> _Exercise goal_
Give the number of lines in the listing that hold the word "porch". Write nothing but that number.

[Data records]

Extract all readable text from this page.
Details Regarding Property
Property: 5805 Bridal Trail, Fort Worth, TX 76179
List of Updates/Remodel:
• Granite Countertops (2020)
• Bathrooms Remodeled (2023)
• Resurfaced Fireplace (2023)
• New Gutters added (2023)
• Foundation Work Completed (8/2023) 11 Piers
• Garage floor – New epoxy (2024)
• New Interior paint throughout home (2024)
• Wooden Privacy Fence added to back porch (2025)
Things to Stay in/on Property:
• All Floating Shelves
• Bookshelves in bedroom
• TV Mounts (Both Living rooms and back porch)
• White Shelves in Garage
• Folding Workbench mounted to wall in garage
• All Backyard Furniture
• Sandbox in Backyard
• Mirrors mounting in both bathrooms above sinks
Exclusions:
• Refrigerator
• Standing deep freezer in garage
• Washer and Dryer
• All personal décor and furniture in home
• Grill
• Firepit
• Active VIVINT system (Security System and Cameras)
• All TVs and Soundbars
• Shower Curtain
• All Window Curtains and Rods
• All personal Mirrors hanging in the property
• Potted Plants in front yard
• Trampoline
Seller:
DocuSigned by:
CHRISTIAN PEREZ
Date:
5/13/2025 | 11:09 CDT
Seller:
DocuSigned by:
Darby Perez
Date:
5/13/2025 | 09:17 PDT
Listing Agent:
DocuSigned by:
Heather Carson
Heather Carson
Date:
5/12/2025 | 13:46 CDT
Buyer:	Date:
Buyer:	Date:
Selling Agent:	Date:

> _Task answer_
2